- _Data extract_

----

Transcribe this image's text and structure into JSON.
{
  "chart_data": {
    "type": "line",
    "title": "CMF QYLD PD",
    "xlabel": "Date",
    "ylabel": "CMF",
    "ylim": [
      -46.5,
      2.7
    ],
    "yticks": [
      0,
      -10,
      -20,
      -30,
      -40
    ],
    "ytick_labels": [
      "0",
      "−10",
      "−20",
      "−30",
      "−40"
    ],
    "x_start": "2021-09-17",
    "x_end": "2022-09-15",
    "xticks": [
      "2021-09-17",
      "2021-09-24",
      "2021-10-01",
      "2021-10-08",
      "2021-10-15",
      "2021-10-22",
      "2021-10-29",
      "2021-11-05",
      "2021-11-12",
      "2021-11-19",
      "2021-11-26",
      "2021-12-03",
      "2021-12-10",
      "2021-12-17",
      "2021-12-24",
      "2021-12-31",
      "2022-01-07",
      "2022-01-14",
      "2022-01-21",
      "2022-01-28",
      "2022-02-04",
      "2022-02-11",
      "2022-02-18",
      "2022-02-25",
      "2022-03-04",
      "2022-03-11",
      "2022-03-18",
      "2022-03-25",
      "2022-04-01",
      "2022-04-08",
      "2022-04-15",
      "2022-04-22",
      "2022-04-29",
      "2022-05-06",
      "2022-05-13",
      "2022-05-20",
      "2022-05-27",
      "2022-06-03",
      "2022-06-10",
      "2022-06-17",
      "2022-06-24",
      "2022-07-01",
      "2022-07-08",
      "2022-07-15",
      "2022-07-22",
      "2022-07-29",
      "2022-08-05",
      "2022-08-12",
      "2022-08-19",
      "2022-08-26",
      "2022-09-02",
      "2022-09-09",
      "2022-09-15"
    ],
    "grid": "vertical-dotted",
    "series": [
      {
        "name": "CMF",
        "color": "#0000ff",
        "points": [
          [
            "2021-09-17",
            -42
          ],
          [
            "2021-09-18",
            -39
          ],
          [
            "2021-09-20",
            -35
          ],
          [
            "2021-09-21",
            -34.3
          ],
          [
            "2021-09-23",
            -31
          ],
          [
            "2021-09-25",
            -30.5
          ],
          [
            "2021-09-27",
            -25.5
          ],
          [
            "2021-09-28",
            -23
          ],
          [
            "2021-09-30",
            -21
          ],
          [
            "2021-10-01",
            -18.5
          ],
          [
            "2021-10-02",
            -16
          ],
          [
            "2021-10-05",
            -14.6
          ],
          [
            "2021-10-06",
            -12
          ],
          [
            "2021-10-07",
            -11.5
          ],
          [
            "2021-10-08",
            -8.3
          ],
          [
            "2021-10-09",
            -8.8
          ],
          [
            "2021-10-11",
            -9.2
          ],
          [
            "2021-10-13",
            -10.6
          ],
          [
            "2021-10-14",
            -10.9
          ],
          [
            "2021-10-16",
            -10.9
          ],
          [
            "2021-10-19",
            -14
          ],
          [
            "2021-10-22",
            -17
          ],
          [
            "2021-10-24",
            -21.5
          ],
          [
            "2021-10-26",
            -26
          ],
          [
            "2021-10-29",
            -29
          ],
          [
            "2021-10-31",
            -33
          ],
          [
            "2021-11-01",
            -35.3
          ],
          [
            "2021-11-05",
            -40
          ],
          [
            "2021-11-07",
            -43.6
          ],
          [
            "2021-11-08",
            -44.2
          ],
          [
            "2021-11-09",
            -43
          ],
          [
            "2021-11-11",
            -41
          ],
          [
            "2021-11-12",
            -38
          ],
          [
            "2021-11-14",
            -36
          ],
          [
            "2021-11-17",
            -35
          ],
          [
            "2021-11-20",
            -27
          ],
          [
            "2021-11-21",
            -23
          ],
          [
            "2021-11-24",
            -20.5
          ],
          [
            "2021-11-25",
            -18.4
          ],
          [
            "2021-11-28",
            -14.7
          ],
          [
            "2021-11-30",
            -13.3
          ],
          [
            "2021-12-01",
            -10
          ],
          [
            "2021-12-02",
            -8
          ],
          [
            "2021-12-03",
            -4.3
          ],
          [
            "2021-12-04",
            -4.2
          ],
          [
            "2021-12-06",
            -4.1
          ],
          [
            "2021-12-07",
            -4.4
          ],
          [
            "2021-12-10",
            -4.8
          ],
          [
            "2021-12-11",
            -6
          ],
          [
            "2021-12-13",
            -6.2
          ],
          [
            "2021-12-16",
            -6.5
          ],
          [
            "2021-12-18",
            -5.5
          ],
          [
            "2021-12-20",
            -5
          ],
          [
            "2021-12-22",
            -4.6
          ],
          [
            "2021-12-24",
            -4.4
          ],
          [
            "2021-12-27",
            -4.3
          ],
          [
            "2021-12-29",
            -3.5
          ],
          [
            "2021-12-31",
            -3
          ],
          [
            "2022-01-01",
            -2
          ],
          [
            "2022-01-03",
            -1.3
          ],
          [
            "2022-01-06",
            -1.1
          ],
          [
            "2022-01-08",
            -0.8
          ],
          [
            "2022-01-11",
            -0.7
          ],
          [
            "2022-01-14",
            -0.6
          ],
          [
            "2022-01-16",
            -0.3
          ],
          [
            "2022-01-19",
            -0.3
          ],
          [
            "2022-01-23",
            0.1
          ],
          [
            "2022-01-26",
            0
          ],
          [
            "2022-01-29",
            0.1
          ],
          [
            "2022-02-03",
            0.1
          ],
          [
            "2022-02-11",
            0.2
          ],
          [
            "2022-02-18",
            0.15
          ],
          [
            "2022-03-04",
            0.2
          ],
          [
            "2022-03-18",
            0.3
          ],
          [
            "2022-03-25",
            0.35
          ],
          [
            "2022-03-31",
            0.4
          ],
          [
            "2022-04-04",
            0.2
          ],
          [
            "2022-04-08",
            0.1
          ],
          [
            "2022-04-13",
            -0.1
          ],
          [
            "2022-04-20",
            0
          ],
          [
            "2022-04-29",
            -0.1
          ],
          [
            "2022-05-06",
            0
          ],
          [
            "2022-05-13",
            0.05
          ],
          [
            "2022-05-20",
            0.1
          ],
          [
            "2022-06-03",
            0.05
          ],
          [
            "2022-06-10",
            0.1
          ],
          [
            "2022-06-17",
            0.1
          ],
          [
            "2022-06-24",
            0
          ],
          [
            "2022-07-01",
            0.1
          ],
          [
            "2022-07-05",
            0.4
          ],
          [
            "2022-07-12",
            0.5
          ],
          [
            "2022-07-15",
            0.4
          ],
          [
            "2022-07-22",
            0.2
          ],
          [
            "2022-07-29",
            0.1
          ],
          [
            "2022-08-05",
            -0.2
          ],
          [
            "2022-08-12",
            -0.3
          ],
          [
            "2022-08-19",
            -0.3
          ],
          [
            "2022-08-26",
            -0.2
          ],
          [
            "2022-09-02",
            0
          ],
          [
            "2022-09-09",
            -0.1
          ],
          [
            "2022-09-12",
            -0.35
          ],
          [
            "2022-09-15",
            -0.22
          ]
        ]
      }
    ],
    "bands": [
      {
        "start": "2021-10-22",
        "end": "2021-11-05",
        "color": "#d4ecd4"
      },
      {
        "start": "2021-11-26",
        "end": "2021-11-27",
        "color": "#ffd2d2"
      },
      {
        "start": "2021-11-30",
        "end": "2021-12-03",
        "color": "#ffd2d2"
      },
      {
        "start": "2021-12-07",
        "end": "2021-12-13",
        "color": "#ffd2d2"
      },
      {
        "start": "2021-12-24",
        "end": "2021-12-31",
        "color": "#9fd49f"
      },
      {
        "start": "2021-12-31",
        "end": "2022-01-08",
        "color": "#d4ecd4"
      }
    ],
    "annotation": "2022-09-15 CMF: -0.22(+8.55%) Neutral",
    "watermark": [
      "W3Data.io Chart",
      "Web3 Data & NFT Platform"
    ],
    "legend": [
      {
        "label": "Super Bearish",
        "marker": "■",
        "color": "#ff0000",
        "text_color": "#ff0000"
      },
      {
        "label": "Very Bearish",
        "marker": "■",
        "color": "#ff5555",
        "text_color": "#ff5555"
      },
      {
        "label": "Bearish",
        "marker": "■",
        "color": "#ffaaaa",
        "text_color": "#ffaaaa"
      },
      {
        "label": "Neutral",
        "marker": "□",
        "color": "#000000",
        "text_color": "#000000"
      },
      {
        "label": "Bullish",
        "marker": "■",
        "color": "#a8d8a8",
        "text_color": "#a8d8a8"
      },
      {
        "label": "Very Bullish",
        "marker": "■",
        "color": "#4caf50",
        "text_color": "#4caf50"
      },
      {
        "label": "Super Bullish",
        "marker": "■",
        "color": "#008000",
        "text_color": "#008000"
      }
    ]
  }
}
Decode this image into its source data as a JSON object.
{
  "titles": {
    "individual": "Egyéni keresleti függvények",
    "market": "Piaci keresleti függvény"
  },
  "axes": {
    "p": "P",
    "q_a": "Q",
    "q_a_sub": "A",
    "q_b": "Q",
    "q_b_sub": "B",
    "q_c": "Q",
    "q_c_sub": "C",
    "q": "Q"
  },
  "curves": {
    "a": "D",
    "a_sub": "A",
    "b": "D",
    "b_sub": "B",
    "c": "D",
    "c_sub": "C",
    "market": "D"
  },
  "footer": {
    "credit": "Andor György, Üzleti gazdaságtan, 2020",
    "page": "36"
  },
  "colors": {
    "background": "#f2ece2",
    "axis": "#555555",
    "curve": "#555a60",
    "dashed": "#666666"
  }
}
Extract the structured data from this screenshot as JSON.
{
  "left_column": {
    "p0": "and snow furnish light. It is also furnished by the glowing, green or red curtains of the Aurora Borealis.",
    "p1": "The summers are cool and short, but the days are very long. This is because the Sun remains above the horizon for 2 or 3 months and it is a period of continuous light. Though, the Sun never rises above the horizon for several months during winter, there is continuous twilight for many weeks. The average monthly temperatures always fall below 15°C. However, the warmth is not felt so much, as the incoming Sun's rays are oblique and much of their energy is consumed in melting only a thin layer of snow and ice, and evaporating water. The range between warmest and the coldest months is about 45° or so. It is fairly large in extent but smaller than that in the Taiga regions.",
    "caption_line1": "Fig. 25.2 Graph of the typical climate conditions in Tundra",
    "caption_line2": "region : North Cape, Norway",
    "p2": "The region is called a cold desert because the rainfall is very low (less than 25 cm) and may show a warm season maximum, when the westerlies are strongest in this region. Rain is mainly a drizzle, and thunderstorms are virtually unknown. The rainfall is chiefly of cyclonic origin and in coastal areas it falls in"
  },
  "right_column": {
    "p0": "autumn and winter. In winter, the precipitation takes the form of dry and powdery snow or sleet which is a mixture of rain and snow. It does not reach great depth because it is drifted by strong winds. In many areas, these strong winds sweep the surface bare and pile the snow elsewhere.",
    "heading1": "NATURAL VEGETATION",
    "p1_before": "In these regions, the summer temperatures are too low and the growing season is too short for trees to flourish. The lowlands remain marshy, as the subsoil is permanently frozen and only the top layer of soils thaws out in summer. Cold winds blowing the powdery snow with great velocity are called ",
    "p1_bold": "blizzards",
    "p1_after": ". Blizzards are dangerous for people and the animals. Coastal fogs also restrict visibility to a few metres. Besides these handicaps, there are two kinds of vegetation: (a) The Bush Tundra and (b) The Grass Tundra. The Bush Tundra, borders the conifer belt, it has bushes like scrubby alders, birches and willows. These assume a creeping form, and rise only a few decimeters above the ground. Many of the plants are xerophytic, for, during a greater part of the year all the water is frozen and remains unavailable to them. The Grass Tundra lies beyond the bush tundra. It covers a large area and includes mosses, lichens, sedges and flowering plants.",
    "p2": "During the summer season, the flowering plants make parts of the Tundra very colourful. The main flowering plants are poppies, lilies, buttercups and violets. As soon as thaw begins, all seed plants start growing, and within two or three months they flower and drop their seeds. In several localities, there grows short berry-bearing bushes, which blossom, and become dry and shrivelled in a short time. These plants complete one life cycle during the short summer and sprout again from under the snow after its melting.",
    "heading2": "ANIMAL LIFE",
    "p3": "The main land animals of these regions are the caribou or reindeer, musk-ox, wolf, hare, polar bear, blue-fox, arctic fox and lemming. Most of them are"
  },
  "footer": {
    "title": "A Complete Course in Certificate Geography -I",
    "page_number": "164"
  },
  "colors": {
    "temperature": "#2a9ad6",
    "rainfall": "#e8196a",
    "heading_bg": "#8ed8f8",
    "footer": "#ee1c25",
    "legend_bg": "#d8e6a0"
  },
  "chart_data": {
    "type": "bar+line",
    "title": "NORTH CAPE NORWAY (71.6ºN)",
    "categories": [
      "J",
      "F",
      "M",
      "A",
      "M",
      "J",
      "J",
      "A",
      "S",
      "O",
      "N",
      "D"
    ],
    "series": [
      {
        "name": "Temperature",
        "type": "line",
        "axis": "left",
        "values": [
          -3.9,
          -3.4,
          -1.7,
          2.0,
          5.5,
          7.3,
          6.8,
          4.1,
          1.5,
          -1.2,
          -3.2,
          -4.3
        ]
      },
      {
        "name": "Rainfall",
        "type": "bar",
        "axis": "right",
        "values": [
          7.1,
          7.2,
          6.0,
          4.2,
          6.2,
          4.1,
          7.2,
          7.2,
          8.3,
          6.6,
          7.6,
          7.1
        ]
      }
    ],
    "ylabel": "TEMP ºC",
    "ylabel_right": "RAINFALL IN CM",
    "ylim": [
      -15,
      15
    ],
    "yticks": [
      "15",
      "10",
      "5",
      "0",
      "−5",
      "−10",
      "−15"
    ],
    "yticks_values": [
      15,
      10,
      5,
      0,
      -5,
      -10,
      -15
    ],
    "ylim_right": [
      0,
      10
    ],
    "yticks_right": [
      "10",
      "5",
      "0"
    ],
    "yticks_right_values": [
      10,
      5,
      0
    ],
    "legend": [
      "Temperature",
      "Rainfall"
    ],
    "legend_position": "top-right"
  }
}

----

- _What you should do_
State, as a bare number, how many lines of the listing hold the word "which".

- _Result of this exercise_
2